### TEXTO DEL DOCUMENTO
______

Tanto formadores como seminaristas advierten enseguida la personalidad singular del nuevo director espiritual. Su cuarto es austero, aunque bien abastado de libros. Su vestir es pobre, una sotana sencilla y gastada, con un jersey de lana, sobre ella, en invierno; prendas ambas que usa hasta que literalmente se rompen. Despreocupado de formalismos convencionales, salta a la vista que no cuida su imagen. Pronto captan que duerme poco y estudia y reza mucho. Fuma y toma café, estimulantes que le ayudan a prolongar el tiempo de vigilia, aunque se reconoce apegado al tabaco, con el que mantendrá una lucha –para disminuir su consumo– hasta el final de sus días. Eso sí, siempre comprará la marca más barata y, si le regalan una más cara, procura cambiarla en el estanco. Sencillo y humilde, oculta aquello que pudiera suponer prestigio. «Puedo decir –afirma uno de sus compañeros en el equipo de formación– que nunca presumió de su condición social familiar económicamente alta, ni de su formación teológica muy superior a la normal del clero de entonces» (Positio, testigo 45).

______

[Registros de diseño visual]
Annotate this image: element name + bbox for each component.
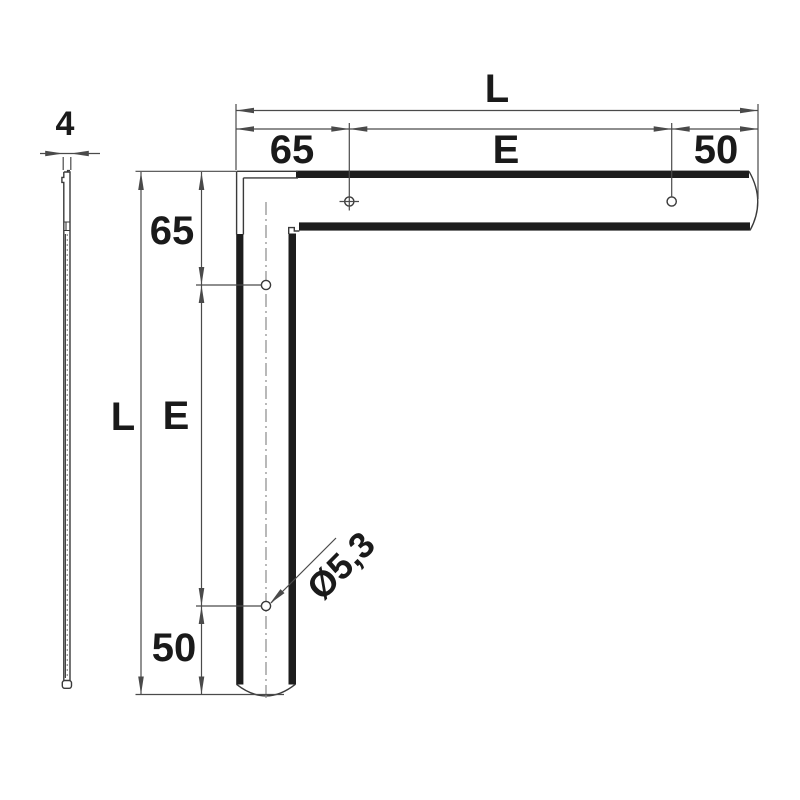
bracket-top-band — [296, 171, 749, 178]
hole-vertical-upper — [261, 280, 270, 289]
dim-left-chain-arrow-4 — [199, 588, 205, 606]
bracket-right-end-arc — [749, 171, 758, 230]
bracket-corner-outline — [237, 171, 298, 234]
bracket-inner-band-vertical — [289, 234, 297, 685]
dim-top-total-arrow-right — [740, 108, 758, 113]
dim-left-chain-arrow-3 — [199, 285, 205, 303]
dim-top-chain-arrow-6 — [740, 126, 758, 132]
dim-top-65-label: 65 — [270, 128, 315, 172]
dim-top-50-label: 50 — [694, 128, 739, 172]
dim-left-chain-arrow-2 — [199, 267, 205, 285]
dim-top-total-arrow-left — [236, 108, 254, 113]
dim-top-e-label: E — [493, 128, 520, 172]
main-view: L 65 E 50 L — [111, 67, 758, 701]
dim-left-total-arrow-top — [138, 172, 144, 190]
bracket-body — [236, 171, 758, 696]
technical-drawing: 4 — [0, 0, 800, 800]
left-dimensions: L 65 E 50 — [111, 171, 284, 694]
profile-outline — [62, 171, 72, 689]
thickness-label: 4 — [56, 105, 75, 143]
dim-left-total-arrow-bottom — [138, 677, 144, 695]
dim-left-chain-arrow-6 — [199, 677, 205, 695]
bracket-inner-corner-step — [289, 228, 300, 234]
profile-corner-seam — [64, 222, 70, 231]
profile-left-edge — [62, 172, 64, 681]
bracket-left-band — [236, 234, 243, 685]
top-dimensions: L 65 E 50 — [236, 67, 758, 211]
dim-left-chain-arrow-1 — [199, 172, 205, 190]
dim-top-chain-arrow-4 — [654, 126, 672, 132]
hole-diameter-callout: Ø5,3 — [270, 523, 383, 607]
thickness-arrow-right — [71, 151, 89, 157]
bracket-inner-band-horizontal — [299, 222, 750, 230]
dim-left-total-label: L — [111, 395, 135, 439]
holes — [261, 197, 676, 611]
thickness-dimension: 4 — [40, 105, 100, 170]
dim-top-chain-arrow-2 — [331, 126, 349, 132]
hole-diameter-label: Ø5,3 — [299, 523, 383, 607]
hole-diameter-leader-arrow — [270, 589, 285, 604]
dim-top-chain-arrow-5 — [672, 126, 690, 132]
dim-top-total-label: L — [485, 67, 509, 111]
hole-top-right — [667, 197, 676, 206]
dim-top-chain-arrow-1 — [236, 126, 254, 132]
dim-left-e-label: E — [163, 394, 190, 438]
dim-left-chain-arrow-5 — [199, 606, 205, 624]
thickness-arrow-left — [45, 151, 63, 157]
hole-vertical-lower — [261, 601, 270, 610]
dim-top-chain-arrow-3 — [349, 126, 367, 132]
side-view: 4 — [40, 105, 100, 688]
dim-left-50-label: 50 — [152, 626, 197, 670]
profile-bottom-cap — [62, 681, 71, 689]
dim-left-65-label: 65 — [150, 209, 195, 253]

______

### TRABAJO POR HACER
En el texto sobre el nuevo director espiritual, ¿qué procura hacer cuando le regalan tabaco de una marca más cara?

### RESULTADO COMPLETO
Procura cambiarla en el estanco.